SET PROBLEM:
Word for word, print each line of the listing below; pictures stay out.

DATASET EXCERPTS:
......

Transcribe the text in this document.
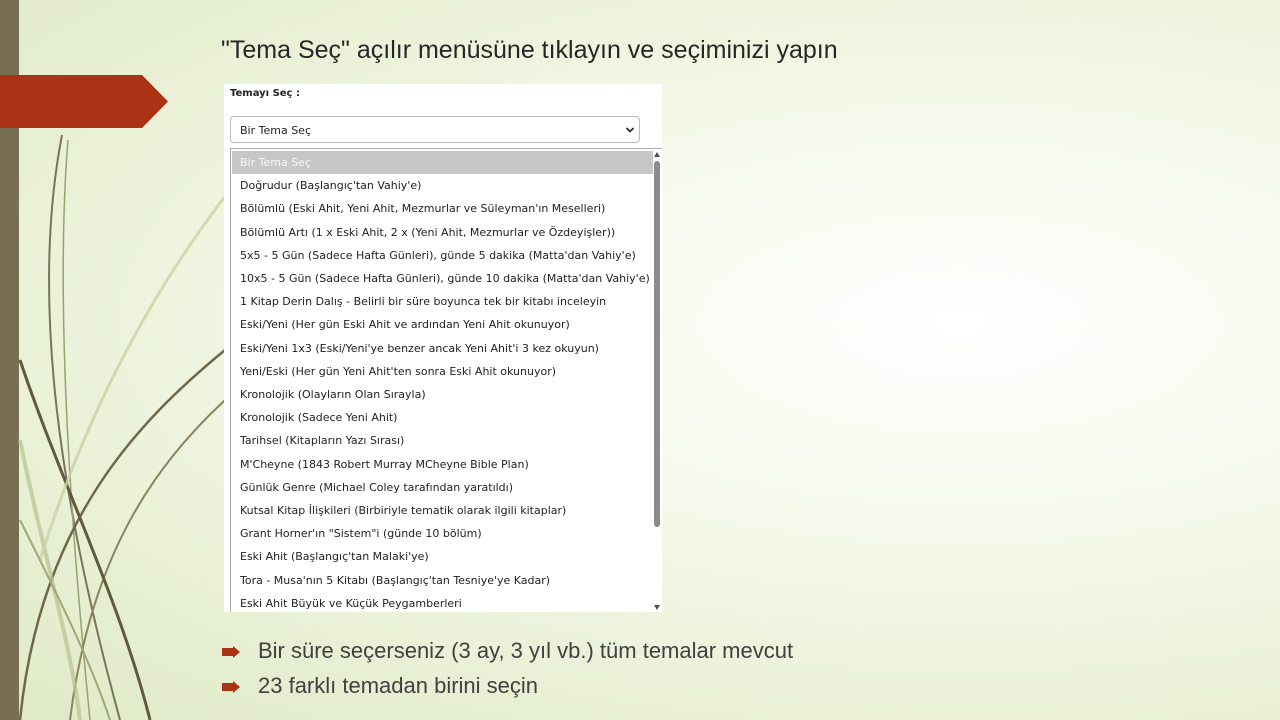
"Tema Seç" açılır menüsüne tıklayın ve seçiminizi yapın
Temayı Seç :
Bir Tema Seç
Bir Tema Seç
Doğrudur (Başlangıç'tan Vahiy'e)
Bölümlü (Eski Ahit, Yeni Ahit, Mezmurlar ve Süleyman'ın Meselleri)
Bölümlü Artı (1 x Eski Ahit, 2 x (Yeni Ahit, Mezmurlar ve Özdeyişler))
5x5 - 5 Gün (Sadece Hafta Günleri), günde 5 dakika (Matta'dan Vahiy'e)
10x5 - 5 Gün (Sadece Hafta Günleri), günde 10 dakika (Matta'dan Vahiy'e)
1 Kitap Derin Dalış - Belirli bir süre boyunca tek bir kitabı inceleyin
Eski/Yeni (Her gün Eski Ahit ve ardından Yeni Ahit okunuyor)
Eski/Yeni 1x3 (Eski/Yeni'ye benzer ancak Yeni Ahit'i 3 kez okuyun)
Yeni/Eski (Her gün Yeni Ahit'ten sonra Eski Ahit okunuyor)
Kronolojik (Olayların Olan Sırayla)
Kronolojik (Sadece Yeni Ahit)
Tarihsel (Kitapların Yazı Sırası)
M'Cheyne (1843 Robert Murray MCheyne Bible Plan)
Günlük Genre (Michael Coley tarafından yaratıldı)
Kutsal Kitap İlişkileri (Birbiriyle tematik olarak ilgili kitaplar)
Grant Horner'ın "Sistem"i (günde 10 bölüm)
Eski Ahit (Başlangıç'tan Malaki'ye)
Tora - Musa'nın 5 Kitabı (Başlangıç'tan Tesniye'ye Kadar)
Eski Ahit Büyük ve Küçük Peygamberleri
Bir süre seçerseniz (3 ay, 3 yıl vb.) tüm temalar mevcut
23 farklı temadan birini seçin
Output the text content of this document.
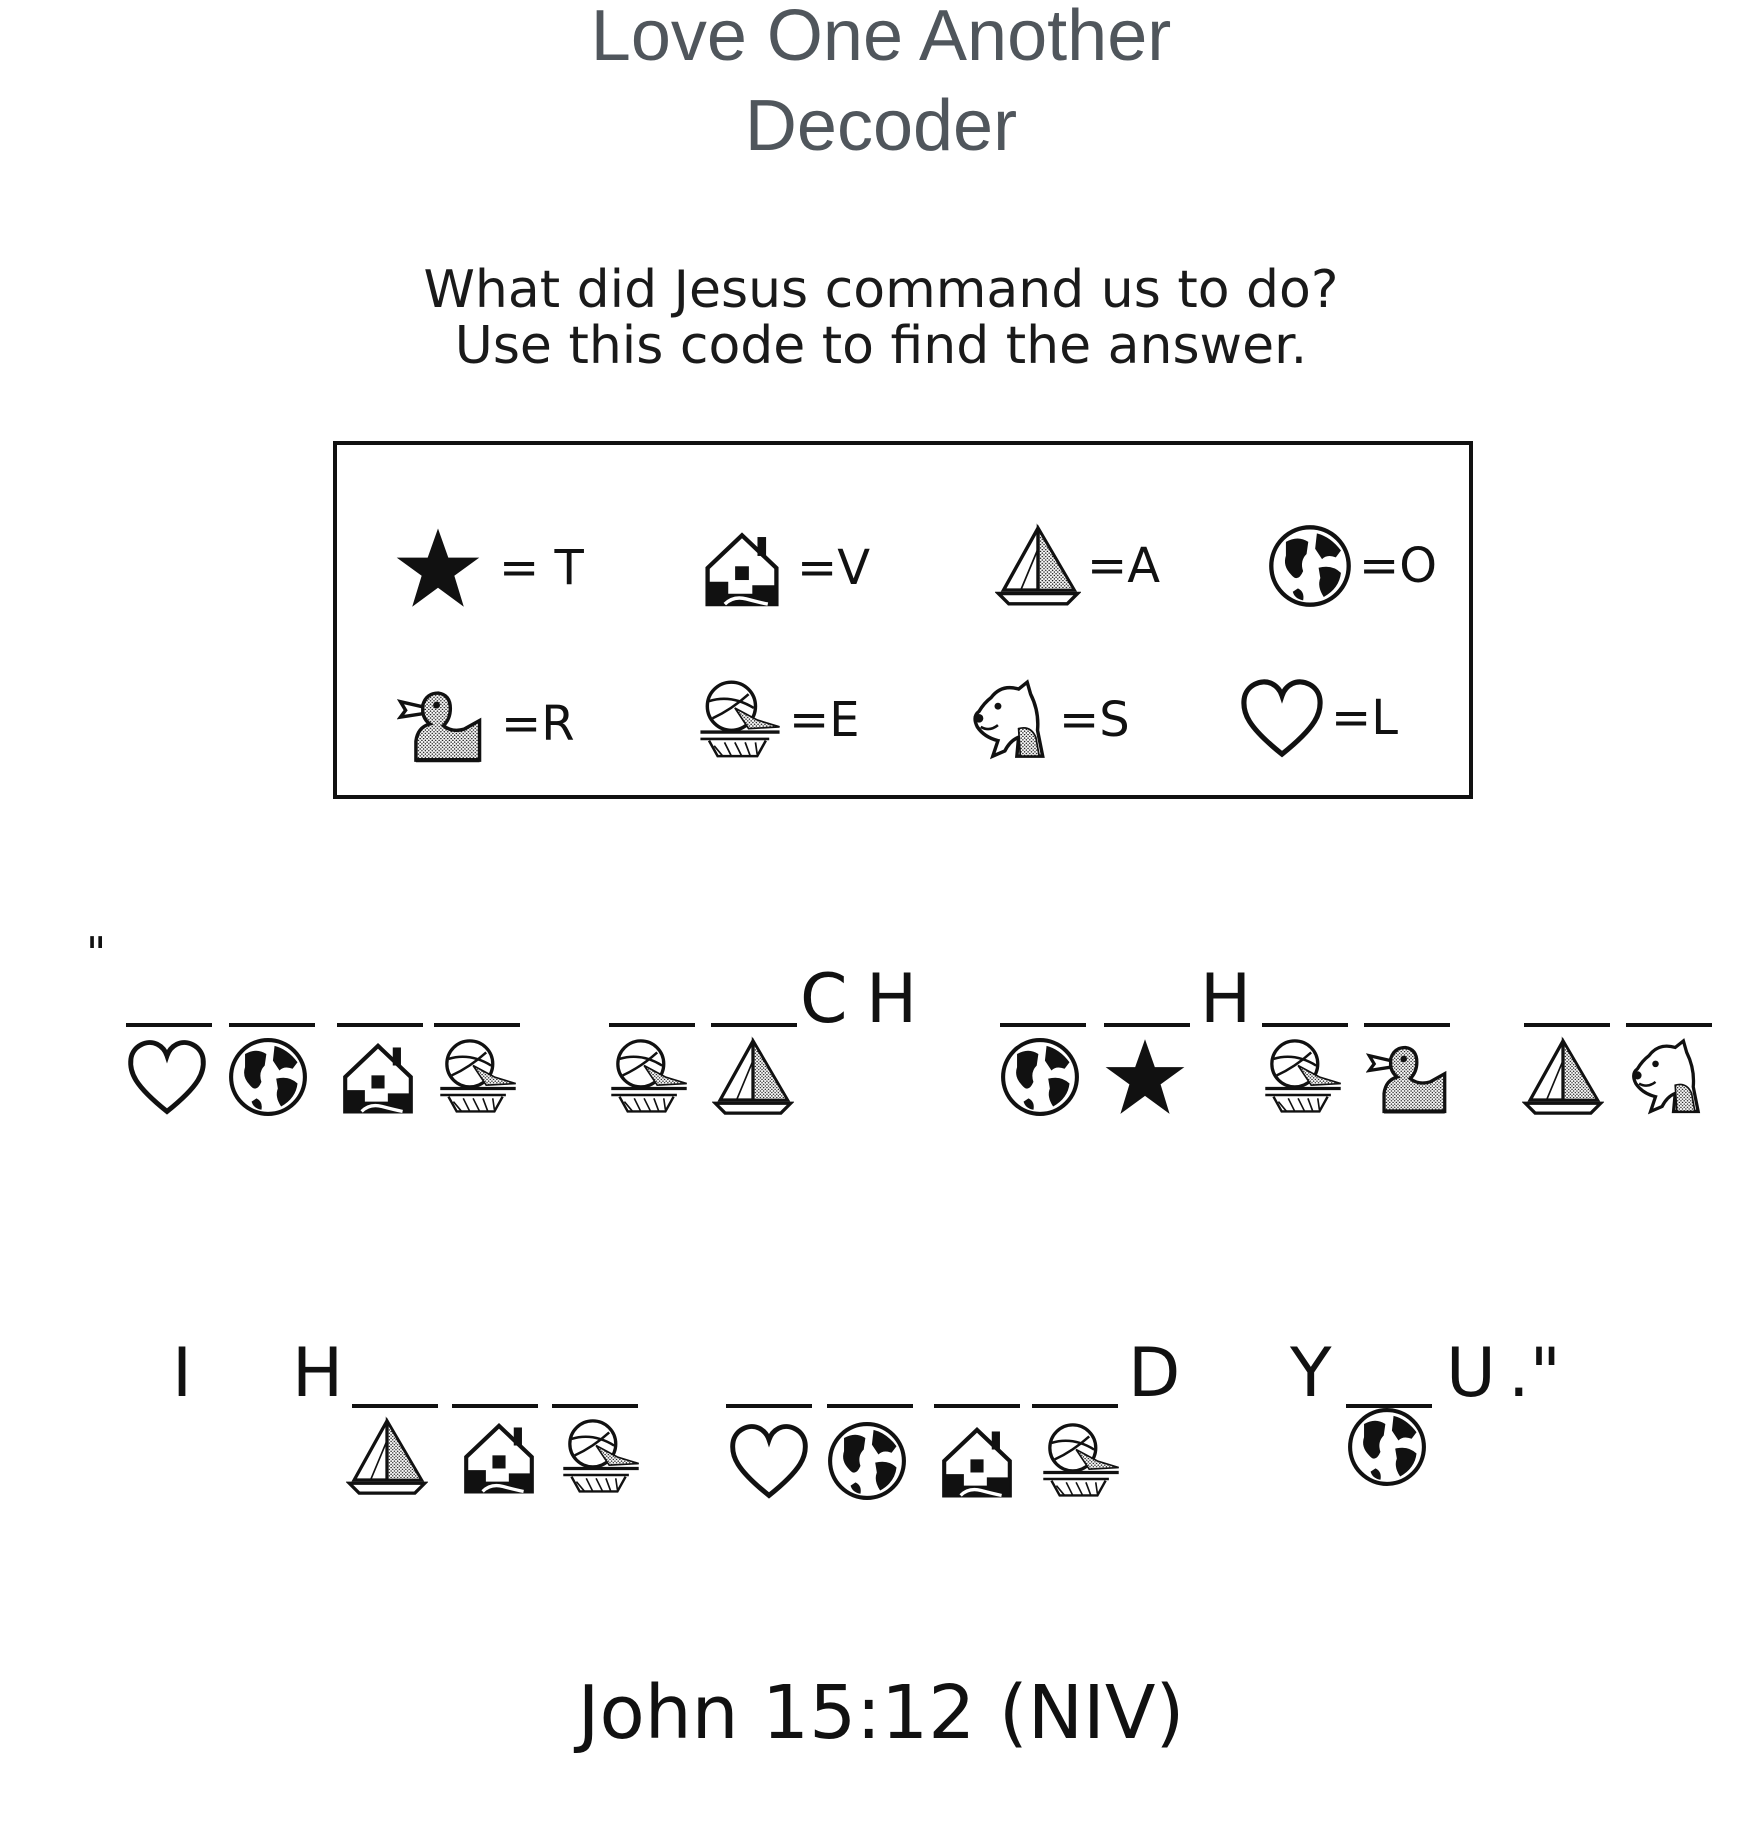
Love One Another
Decoder
What did Jesus command us to do?
Use this code to find the answer.
= T	=V	=A	=O
=R	=E	=S	=L
"
C H	H
I H	D Y U ."
John 15:12 (NIV)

......

CORRECT RESPONSE:
Transcribe the text in this document.
"Tema Seç" açılır menüsüne tıklayın ve seçiminizi yapın
Temayı Seç :
Bir Tema Seç
Bir Tema Seç
Doğrudur (Başlangıç'tan Vahiy'e)
Bölümlü (Eski Ahit, Yeni Ahit, Mezmurlar ve Süleyman'ın Meselleri)
Bölümlü Artı (1 x Eski Ahit, 2 x (Yeni Ahit, Mezmurlar ve Özdeyişler))
5x5 - 5 Gün (Sadece Hafta Günleri), günde 5 dakika (Matta'dan Vahiy'e)
10x5 - 5 Gün (Sadece Hafta Günleri), günde 10 dakika (Matta'dan Vahiy'e)
1 Kitap Derin Dalış - Belirli bir süre boyunca tek bir kitabı inceleyin
Eski/Yeni (Her gün Eski Ahit ve ardından Yeni Ahit okunuyor)
Eski/Yeni 1x3 (Eski/Yeni'ye benzer ancak Yeni Ahit'i 3 kez okuyun)
Yeni/Eski (Her gün Yeni Ahit'ten sonra Eski Ahit okunuyor)
Kronolojik (Olayların Olan Sırayla)
Kronolojik (Sadece Yeni Ahit)
Tarihsel (Kitapların Yazı Sırası)
M'Cheyne (1843 Robert Murray MCheyne Bible Plan)
Günlük Genre (Michael Coley tarafından yaratıldı)
Kutsal Kitap İlişkileri (Birbiriyle tematik olarak ilgili kitaplar)
Grant Horner'ın "Sistem"i (günde 10 bölüm)
Eski Ahit (Başlangıç'tan Malaki'ye)
Tora - Musa'nın 5 Kitabı (Başlangıç'tan Tesniye'ye Kadar)
Eski Ahit Büyük ve Küçük Peygamberleri
Bir süre seçerseniz (3 ay, 3 yıl vb.) tüm temalar mevcut
23 farklı temadan birini seçin
Output the text content of this document.
Love One Another
Decoder
What did Jesus command us to do?
Use this code to find the answer.
= T	=V	=A	=O
=R	=E	=S	=L
"
C H	H
I H	D Y U ."
John 15:12 (NIV)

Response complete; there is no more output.